[Data records]
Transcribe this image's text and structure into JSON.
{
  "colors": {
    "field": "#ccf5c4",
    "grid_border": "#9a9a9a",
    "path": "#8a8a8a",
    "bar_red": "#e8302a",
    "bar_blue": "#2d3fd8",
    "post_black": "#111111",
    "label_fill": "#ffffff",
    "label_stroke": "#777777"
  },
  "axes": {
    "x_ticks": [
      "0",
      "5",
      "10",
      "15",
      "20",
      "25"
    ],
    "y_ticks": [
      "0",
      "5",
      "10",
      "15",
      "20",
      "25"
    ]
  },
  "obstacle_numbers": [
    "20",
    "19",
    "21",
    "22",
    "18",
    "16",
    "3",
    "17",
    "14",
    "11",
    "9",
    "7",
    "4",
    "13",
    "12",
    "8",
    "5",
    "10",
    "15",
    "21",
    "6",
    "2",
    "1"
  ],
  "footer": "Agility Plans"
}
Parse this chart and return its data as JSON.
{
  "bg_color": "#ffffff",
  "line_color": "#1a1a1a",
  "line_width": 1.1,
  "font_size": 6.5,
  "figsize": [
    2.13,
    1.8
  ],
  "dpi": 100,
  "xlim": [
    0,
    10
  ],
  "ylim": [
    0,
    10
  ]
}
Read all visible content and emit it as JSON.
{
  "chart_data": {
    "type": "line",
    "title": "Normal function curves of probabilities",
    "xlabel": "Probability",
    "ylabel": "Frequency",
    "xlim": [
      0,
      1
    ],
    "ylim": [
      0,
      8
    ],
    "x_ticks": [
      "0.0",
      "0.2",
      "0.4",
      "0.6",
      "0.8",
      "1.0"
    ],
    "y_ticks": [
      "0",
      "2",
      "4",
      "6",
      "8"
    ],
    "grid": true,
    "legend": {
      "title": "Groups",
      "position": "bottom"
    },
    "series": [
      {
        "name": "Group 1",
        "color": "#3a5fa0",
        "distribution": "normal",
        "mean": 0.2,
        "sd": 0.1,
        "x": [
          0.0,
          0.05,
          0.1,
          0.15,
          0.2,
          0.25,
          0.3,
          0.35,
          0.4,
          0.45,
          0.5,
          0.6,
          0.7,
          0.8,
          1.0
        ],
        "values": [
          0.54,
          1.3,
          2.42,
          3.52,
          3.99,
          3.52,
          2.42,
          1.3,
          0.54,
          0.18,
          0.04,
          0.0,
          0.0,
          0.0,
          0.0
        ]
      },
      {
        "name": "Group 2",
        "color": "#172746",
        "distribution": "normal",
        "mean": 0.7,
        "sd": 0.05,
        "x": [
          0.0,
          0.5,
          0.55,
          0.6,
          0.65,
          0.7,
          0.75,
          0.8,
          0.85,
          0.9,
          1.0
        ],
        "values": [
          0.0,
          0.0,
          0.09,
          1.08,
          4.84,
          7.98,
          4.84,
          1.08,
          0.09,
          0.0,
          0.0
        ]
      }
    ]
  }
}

## SET EXERCISE
Every record above should be output exactly.

## FINAL ANSWER
Transcribe this image's text and structure into JSON.
{
  "colors": {
    "field": "#ccf5c4",
    "grid_border": "#9a9a9a",
    "path": "#8a8a8a",
    "bar_red": "#e8302a",
    "bar_blue": "#2d3fd8",
    "post_black": "#111111",
    "label_fill": "#ffffff",
    "label_stroke": "#777777"
  },
  "axes": {
    "x_ticks": [
      "0",
      "5",
      "10",
      "15",
      "20",
      "25"
    ],
    "y_ticks": [
      "0",
      "5",
      "10",
      "15",
      "20",
      "25"
    ]
  },
  "obstacle_numbers": [
    "20",
    "19",
    "21",
    "22",
    "18",
    "16",
    "3",
    "17",
    "14",
    "11",
    "9",
    "7",
    "4",
    "13",
    "12",
    "8",
    "5",
    "10",
    "15",
    "21",
    "6",
    "2",
    "1"
  ],
  "footer": "Agility Plans"
}
Parse this chart and return its data as JSON.
{
  "bg_color": "#ffffff",
  "line_color": "#1a1a1a",
  "line_width": 1.1,
  "font_size": 6.5,
  "figsize": [
    2.13,
    1.8
  ],
  "dpi": 100,
  "xlim": [
    0,
    10
  ],
  "ylim": [
    0,
    10
  ]
}
Read all visible content and emit it as JSON.
{
  "chart_data": {
    "type": "line",
    "title": "Normal function curves of probabilities",
    "xlabel": "Probability",
    "ylabel": "Frequency",
    "xlim": [
      0,
      1
    ],
    "ylim": [
      0,
      8
    ],
    "x_ticks": [
      "0.0",
      "0.2",
      "0.4",
      "0.6",
      "0.8",
      "1.0"
    ],
    "y_ticks": [
      "0",
      "2",
      "4",
      "6",
      "8"
    ],
    "grid": true,
    "legend": {
      "title": "Groups",
      "position": "bottom"
    },
    "series": [
      {
        "name": "Group 1",
        "color": "#3a5fa0",
        "distribution": "normal",
        "mean": 0.2,
        "sd": 0.1,
        "x": [
          0.0,
          0.05,
          0.1,
          0.15,
          0.2,
          0.25,
          0.3,
          0.35,
          0.4,
          0.45,
          0.5,
          0.6,
          0.7,
          0.8,
          1.0
        ],
        "values": [
          0.54,
          1.3,
          2.42,
          3.52,
          3.99,
          3.52,
          2.42,
          1.3,
          0.54,
          0.18,
          0.04,
          0.0,
          0.0,
          0.0,
          0.0
        ]
      },
      {
        "name": "Group 2",
        "color": "#172746",
        "distribution": "normal",
        "mean": 0.7,
        "sd": 0.05,
        "x": [
          0.0,
          0.5,
          0.55,
          0.6,
          0.65,
          0.7,
          0.75,
          0.8,
          0.85,
          0.9,
          1.0
        ],
        "values": [
          0.0,
          0.0,
          0.09,
          1.08,
          4.84,
          7.98,
          4.84,
          1.08,
          0.09,
          0.0,
          0.0
        ]
      }
    ]
  }
}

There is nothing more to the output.